* [Task directions]
Scan the lines below for the string "background" and copy every one that has it.

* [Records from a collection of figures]
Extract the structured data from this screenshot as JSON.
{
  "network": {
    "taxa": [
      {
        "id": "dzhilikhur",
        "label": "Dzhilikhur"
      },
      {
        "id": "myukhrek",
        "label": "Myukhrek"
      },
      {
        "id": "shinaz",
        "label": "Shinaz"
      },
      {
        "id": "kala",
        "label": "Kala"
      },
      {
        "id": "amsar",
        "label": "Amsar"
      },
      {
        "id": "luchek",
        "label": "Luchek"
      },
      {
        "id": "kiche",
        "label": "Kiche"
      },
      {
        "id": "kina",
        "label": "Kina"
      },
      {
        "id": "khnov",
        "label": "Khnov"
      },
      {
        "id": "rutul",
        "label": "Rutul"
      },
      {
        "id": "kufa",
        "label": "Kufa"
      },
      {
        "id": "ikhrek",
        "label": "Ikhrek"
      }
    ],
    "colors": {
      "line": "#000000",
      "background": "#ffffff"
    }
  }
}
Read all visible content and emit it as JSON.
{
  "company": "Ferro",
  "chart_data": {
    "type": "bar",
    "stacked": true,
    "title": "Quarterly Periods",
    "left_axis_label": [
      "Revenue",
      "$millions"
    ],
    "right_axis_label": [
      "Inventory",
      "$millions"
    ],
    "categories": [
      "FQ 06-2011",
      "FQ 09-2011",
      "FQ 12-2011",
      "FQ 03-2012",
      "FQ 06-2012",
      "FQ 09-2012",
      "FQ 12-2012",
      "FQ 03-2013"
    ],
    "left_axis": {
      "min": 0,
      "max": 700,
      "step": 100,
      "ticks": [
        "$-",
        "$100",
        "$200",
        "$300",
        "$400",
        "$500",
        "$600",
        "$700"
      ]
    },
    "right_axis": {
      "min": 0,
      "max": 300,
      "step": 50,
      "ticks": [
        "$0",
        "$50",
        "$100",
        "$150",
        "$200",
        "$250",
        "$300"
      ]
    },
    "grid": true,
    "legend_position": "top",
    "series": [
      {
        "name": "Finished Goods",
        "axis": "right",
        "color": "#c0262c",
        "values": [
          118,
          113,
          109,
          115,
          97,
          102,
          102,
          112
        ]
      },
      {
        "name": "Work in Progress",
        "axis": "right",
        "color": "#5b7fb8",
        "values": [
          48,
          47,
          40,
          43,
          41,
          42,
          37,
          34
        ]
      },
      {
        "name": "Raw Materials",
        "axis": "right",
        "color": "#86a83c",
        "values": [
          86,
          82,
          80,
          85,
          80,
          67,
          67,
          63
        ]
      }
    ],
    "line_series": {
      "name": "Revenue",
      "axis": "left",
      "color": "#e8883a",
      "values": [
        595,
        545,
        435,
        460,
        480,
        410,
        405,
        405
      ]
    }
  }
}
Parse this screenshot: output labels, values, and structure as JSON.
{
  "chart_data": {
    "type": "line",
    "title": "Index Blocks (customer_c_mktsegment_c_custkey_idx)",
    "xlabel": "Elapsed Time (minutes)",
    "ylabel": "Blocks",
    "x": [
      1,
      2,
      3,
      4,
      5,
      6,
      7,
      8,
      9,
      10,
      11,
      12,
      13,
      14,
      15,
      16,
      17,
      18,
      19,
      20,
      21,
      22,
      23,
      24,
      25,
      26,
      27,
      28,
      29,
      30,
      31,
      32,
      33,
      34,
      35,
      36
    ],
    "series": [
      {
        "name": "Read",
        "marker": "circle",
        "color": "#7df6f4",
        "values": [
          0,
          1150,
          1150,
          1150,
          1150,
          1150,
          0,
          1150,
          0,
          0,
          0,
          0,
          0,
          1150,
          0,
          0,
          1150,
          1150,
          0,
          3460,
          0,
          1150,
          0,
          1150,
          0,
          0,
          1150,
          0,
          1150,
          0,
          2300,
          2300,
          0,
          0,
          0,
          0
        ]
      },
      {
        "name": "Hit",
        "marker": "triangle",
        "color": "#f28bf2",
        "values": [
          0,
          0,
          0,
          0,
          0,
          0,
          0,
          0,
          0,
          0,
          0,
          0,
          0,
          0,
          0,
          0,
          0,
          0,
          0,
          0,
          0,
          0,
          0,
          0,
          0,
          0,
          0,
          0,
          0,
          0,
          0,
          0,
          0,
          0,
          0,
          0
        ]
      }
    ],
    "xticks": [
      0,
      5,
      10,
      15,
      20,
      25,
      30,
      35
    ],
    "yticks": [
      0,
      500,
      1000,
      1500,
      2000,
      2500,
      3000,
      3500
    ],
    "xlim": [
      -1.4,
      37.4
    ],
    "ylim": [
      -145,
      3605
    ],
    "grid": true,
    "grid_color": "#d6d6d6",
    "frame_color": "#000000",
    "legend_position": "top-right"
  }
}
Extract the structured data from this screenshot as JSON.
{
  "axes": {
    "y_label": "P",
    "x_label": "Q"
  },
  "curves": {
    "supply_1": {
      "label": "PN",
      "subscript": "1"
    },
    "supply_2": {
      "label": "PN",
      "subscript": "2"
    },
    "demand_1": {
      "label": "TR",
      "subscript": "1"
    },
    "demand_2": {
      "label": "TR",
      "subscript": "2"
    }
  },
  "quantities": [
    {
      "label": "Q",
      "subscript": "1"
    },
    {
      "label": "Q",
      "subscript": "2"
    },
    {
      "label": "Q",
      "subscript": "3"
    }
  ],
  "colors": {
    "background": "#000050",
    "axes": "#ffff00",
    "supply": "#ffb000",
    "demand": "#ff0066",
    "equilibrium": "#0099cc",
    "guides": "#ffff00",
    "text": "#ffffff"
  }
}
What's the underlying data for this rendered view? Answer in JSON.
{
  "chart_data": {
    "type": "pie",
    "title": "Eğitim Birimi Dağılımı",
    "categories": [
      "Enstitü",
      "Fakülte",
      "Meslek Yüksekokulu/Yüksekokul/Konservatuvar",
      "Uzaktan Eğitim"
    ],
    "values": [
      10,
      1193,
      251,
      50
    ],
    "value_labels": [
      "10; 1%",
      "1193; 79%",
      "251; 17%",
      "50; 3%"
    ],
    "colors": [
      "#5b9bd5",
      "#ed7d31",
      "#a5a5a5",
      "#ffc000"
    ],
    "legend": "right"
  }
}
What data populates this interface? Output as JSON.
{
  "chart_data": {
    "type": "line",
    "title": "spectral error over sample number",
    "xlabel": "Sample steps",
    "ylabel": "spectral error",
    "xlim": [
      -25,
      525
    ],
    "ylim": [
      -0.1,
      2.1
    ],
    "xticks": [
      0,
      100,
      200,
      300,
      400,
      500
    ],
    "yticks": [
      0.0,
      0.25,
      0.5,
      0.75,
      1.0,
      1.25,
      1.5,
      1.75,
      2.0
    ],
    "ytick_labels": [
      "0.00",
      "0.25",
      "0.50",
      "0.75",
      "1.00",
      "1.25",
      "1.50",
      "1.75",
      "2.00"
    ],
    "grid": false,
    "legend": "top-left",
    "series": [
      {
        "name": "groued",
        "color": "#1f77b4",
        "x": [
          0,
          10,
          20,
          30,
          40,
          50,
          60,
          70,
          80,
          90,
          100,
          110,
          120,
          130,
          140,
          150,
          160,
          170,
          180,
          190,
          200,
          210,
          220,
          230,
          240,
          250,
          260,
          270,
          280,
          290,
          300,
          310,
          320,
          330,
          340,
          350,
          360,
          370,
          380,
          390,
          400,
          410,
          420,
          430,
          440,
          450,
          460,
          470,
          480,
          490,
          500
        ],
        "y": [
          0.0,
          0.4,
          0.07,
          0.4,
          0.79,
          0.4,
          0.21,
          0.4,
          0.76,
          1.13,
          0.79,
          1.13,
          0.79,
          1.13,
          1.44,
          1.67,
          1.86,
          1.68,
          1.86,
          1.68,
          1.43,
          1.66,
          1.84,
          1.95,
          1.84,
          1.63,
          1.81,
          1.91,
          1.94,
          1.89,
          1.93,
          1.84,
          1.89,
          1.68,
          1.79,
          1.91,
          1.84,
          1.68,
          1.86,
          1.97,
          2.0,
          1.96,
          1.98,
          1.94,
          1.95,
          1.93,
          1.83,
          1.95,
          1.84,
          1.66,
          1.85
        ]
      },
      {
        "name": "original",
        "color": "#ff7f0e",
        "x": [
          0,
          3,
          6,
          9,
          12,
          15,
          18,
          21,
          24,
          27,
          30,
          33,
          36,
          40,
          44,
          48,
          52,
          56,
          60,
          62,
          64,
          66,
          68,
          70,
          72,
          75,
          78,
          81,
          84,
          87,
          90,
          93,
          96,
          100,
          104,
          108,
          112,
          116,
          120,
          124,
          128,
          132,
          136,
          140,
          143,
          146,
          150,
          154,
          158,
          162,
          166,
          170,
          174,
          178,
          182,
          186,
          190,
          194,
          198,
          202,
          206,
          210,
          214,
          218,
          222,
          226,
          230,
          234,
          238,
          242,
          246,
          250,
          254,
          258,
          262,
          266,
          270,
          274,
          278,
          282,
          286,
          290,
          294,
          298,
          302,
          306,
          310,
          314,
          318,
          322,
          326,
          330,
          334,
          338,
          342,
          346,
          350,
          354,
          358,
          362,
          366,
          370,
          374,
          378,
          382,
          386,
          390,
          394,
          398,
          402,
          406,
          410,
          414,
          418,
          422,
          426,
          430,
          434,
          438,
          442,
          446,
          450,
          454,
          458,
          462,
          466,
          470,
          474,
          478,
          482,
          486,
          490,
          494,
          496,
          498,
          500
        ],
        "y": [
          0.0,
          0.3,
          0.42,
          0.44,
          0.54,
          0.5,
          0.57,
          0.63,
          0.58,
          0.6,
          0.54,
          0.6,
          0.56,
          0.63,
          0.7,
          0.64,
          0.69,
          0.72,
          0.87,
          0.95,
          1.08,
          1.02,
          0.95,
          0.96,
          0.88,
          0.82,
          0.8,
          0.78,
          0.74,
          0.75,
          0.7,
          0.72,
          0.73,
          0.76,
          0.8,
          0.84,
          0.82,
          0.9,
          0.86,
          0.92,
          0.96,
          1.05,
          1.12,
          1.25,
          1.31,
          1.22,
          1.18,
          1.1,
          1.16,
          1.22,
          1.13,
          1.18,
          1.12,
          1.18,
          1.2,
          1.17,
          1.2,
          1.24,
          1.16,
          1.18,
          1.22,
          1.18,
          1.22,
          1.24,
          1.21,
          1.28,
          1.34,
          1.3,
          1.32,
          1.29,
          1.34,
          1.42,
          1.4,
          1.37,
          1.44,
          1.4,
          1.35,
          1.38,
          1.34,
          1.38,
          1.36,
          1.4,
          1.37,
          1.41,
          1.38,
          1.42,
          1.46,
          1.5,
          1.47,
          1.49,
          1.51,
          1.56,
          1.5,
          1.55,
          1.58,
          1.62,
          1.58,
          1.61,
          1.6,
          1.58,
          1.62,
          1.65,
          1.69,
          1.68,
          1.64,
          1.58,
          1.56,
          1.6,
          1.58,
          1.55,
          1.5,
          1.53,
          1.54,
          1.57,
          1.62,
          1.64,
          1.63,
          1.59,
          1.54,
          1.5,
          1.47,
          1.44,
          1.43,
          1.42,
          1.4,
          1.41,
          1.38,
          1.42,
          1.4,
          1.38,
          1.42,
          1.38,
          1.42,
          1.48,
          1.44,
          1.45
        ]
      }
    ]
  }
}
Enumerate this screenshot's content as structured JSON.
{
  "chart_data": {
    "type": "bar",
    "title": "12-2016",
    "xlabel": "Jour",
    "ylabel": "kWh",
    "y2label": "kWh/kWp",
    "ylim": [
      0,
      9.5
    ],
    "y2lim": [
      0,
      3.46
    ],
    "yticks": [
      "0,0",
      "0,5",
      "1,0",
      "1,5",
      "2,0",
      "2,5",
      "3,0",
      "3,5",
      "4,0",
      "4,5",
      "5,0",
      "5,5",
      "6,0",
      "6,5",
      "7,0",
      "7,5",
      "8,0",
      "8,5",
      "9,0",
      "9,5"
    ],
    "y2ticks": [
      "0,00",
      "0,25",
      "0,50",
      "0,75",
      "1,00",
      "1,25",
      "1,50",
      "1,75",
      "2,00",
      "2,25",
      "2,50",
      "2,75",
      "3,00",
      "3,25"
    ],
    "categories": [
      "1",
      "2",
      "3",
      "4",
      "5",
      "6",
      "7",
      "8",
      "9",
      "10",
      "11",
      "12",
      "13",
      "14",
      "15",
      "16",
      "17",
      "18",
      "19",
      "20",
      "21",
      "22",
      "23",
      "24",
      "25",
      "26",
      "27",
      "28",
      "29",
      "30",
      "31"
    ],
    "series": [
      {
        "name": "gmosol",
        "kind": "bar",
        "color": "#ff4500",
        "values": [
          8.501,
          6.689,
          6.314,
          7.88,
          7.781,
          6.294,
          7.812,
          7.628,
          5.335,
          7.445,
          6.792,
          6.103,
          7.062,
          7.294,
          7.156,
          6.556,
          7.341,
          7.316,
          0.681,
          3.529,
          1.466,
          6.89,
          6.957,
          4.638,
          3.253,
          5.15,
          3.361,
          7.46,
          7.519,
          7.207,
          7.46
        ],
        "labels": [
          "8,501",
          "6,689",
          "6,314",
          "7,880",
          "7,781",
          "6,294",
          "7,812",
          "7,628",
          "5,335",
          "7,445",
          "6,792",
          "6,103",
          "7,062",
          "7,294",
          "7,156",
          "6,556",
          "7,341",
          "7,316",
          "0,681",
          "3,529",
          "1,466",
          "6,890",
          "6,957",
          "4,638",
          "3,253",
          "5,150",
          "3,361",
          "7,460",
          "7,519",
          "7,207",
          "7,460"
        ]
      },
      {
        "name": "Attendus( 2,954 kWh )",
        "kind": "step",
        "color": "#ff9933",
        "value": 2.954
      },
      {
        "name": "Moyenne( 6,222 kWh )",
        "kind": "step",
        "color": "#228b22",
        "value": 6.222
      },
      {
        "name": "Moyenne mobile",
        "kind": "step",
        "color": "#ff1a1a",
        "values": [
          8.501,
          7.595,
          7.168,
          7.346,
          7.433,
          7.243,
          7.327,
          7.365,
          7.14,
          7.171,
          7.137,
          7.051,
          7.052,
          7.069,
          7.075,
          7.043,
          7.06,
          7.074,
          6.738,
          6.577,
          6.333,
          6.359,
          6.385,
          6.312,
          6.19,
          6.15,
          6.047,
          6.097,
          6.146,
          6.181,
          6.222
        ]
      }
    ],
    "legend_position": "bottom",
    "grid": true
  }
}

* [Full solution]
      "background": "#ffffff"
    "background": "#000050",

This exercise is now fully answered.